*Exercise aim*: Pick out and copy every line below that has the word "title".

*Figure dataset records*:
------------------------------
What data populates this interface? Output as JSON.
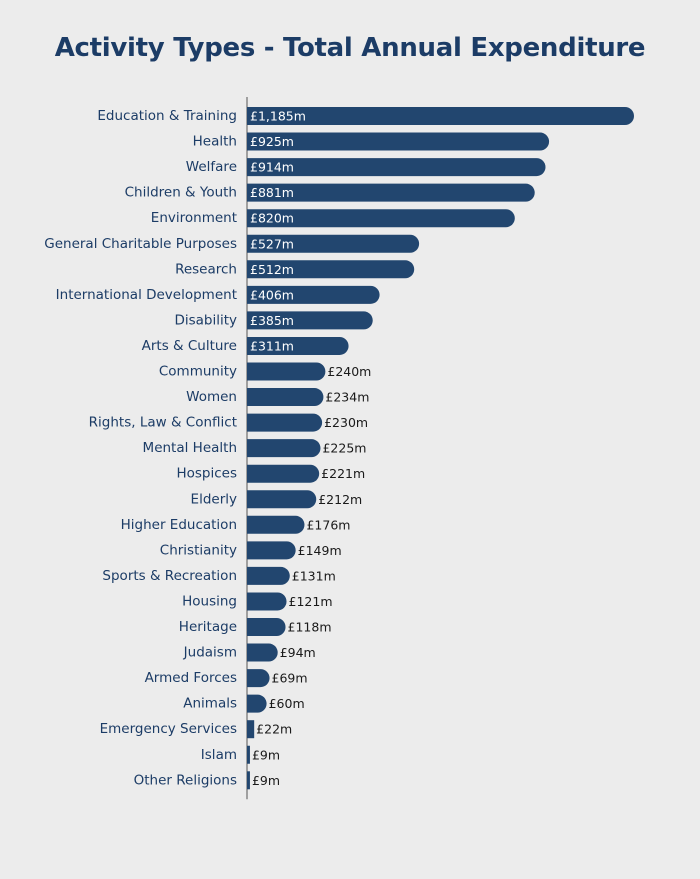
{
  "chart_data": {
    "type": "bar",
    "orientation": "horizontal",
    "title": "Activity Types - Total Annual Expenditure",
    "value_prefix": "£",
    "value_suffix": "m",
    "categories": [
      "Education & Training",
      "Health",
      "Welfare",
      "Children & Youth",
      "Environment",
      "General Charitable Purposes",
      "Research",
      "International Development",
      "Disability",
      "Arts & Culture",
      "Community",
      "Women",
      "Rights, Law & Conflict",
      "Mental Health",
      "Hospices",
      "Elderly",
      "Higher Education",
      "Christianity",
      "Sports & Recreation",
      "Housing",
      "Heritage",
      "Judaism",
      "Armed Forces",
      "Animals",
      "Emergency Services",
      "Islam",
      "Other Religions"
    ],
    "values": [
      1185,
      925,
      914,
      881,
      820,
      527,
      512,
      406,
      385,
      311,
      240,
      234,
      230,
      225,
      221,
      212,
      176,
      149,
      131,
      121,
      118,
      94,
      69,
      60,
      22,
      9,
      9
    ],
    "labels": [
      "£1,185m",
      "£925m",
      "£914m",
      "£881m",
      "£820m",
      "£527m",
      "£512m",
      "£406m",
      "£385m",
      "£311m",
      "£240m",
      "£234m",
      "£230m",
      "£225m",
      "£221m",
      "£212m",
      "£176m",
      "£149m",
      "£131m",
      "£121m",
      "£118m",
      "£94m",
      "£69m",
      "£60m",
      "£22m",
      "£9m",
      "£9m"
    ],
    "xlim": [
      0,
      1185
    ],
    "grid": false,
    "legend": "none",
    "colors": {
      "bar": "#22466f",
      "title": "#1c3c66",
      "category_label": "#1c3c66",
      "label_inside": "#ffffff",
      "label_outside": "#1a1a1a",
      "axis": "#555555",
      "background": "#ececec"
    }
  }
}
------------------------------
*Result*:
    "title": "Activity Types - Total Annual Expenditure",
      "title": "#1c3c66",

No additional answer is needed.